* START Working data *

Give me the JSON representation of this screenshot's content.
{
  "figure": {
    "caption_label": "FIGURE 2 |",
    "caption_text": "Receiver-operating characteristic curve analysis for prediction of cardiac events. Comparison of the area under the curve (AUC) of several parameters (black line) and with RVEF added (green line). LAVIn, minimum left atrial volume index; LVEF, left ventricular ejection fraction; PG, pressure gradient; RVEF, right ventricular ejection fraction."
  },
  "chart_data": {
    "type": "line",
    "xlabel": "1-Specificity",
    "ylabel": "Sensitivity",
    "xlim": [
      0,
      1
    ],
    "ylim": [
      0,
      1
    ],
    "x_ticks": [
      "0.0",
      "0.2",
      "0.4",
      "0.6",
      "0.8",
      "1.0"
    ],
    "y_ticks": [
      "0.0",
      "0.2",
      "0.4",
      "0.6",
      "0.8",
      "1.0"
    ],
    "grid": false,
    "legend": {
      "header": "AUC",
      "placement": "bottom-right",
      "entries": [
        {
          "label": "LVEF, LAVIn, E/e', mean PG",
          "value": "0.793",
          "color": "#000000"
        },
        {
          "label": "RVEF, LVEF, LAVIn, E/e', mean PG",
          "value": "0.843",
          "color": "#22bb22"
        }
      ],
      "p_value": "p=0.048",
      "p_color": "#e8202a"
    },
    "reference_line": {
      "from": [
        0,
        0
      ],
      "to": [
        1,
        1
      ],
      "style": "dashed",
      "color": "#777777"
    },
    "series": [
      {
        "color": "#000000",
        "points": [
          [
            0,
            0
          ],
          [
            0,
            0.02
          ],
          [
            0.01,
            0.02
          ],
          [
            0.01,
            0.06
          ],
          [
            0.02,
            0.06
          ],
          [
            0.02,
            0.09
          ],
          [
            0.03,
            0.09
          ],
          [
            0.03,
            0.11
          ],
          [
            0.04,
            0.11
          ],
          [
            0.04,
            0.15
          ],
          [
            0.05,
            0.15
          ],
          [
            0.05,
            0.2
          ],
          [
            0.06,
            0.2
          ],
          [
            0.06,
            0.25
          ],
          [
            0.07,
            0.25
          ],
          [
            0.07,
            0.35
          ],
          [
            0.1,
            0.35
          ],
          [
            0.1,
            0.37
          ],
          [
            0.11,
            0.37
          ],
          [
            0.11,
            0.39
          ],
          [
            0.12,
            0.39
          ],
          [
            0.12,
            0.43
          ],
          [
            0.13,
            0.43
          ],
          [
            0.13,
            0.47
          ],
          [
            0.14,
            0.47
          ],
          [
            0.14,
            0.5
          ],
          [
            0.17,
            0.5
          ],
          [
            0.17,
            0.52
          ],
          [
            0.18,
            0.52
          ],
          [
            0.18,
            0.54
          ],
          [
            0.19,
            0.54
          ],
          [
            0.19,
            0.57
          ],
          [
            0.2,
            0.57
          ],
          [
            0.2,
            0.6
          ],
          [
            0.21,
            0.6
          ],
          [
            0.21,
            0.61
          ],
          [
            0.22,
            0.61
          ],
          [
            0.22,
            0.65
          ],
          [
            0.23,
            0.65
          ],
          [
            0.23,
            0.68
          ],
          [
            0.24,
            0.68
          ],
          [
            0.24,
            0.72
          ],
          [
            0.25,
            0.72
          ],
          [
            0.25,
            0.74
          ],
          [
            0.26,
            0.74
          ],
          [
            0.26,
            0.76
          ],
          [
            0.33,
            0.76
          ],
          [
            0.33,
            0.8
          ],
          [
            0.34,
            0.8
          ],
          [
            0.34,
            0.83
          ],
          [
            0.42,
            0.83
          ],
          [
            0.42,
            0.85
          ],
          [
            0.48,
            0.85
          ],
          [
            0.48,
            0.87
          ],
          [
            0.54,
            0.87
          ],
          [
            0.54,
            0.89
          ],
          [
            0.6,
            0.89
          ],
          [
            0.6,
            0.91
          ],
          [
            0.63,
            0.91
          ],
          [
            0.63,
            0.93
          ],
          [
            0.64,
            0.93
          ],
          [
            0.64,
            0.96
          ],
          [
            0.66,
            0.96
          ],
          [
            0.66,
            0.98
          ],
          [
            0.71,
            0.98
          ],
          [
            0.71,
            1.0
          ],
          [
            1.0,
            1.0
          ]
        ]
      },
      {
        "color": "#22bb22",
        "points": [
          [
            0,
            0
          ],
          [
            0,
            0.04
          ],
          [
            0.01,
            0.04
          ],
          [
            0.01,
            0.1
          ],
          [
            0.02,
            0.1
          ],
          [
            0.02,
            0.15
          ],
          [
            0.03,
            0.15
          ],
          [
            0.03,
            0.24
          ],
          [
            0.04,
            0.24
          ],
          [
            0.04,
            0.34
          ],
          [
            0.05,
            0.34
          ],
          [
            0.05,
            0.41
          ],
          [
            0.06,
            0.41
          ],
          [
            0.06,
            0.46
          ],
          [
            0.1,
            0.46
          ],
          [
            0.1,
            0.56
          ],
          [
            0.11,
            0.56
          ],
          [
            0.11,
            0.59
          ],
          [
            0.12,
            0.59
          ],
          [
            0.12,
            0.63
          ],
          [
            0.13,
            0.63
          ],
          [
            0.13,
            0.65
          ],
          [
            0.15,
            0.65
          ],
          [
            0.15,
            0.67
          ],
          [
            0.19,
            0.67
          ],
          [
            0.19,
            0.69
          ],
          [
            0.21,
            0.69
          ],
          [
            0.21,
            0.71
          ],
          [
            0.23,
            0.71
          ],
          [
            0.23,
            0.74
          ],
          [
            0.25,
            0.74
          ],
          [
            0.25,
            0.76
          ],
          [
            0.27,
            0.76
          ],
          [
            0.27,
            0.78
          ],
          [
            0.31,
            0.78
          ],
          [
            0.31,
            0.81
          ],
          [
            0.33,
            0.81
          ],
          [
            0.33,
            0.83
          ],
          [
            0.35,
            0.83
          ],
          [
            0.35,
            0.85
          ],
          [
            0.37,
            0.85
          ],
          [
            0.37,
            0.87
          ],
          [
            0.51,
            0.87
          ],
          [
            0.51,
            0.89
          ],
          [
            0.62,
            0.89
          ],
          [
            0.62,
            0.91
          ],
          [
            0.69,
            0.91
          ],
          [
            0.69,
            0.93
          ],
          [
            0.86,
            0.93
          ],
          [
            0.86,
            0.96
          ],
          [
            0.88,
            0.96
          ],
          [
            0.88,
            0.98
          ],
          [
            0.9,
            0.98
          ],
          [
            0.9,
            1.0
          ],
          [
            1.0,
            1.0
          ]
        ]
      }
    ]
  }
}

* END Working data *

— Your instructions —
Work through the records line by line and tally those with the word "mean". Report only the total.

— Answer to the exercise —
2